* Task to complete *
Whenever a line in the records below contains "name", pick it out.

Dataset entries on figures
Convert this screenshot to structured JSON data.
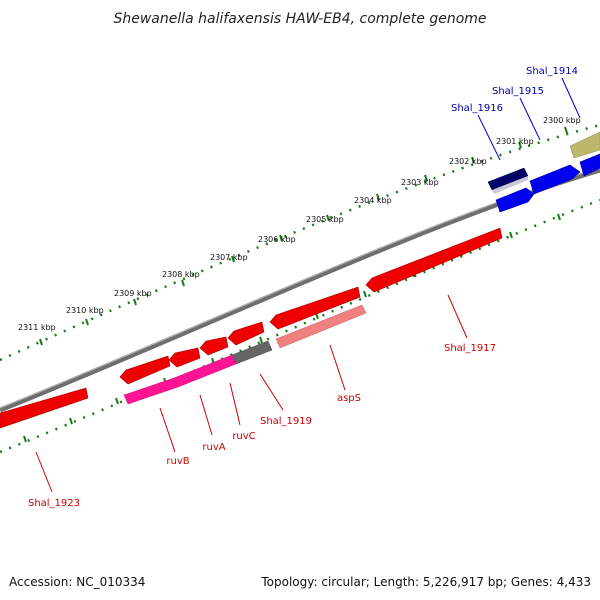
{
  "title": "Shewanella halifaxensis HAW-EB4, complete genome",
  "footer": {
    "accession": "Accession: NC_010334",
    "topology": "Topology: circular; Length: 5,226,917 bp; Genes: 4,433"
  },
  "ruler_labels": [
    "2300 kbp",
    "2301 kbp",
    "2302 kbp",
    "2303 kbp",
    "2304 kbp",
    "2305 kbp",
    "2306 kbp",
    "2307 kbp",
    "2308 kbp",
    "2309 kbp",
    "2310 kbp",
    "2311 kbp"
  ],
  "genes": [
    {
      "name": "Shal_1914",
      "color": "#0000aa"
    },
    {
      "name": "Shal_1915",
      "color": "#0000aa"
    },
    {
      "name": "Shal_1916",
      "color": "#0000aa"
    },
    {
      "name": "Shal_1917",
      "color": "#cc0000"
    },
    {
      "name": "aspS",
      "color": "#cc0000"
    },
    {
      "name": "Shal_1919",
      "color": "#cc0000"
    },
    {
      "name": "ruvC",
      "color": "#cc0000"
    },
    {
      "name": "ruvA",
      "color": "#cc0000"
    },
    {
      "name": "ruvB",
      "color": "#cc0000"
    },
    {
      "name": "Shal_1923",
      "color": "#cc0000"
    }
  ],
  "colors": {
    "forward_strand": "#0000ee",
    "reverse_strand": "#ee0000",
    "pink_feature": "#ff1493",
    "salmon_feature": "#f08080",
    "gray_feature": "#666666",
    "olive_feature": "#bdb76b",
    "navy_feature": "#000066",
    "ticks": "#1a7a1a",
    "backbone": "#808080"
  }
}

--

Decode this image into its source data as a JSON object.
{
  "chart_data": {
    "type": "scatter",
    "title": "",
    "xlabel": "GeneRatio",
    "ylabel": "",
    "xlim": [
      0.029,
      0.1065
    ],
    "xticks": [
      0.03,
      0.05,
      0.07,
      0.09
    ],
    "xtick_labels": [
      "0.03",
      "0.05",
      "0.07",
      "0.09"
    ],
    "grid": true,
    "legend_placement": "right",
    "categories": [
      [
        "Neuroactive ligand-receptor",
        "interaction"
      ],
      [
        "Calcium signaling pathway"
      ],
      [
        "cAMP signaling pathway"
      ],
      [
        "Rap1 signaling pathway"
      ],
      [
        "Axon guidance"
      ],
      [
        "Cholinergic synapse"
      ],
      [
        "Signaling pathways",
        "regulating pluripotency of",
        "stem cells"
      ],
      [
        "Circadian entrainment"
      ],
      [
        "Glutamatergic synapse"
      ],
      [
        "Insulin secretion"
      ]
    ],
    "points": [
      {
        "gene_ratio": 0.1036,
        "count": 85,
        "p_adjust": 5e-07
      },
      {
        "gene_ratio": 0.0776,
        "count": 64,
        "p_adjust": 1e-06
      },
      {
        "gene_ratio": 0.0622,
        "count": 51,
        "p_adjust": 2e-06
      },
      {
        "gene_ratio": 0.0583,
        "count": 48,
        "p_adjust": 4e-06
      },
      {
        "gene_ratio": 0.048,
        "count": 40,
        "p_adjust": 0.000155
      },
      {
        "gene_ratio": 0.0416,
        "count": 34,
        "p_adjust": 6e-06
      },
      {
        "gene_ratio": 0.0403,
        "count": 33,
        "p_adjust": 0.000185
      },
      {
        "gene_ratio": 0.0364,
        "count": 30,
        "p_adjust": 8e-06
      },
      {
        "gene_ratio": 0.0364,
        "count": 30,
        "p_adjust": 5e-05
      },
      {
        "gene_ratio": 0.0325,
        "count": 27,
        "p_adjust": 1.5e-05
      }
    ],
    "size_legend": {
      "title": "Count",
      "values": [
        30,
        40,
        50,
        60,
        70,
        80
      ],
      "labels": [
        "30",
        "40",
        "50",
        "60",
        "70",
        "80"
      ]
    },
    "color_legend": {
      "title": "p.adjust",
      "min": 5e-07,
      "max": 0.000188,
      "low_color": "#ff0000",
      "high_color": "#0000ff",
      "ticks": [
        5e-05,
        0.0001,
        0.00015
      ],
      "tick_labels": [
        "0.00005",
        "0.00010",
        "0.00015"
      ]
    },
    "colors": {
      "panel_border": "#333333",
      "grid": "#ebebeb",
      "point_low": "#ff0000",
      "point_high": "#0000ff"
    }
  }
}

* Response for this exercise *
      "name": "Shal_1914",
      "name": "Shal_1915",
      "name": "Shal_1916",
      "name": "Shal_1917",
      "name": "aspS",
      "name": "Shal_1919",
      "name": "ruvC",
      "name": "ruvA",
      "name": "ruvB",
      "name": "Shal_1923",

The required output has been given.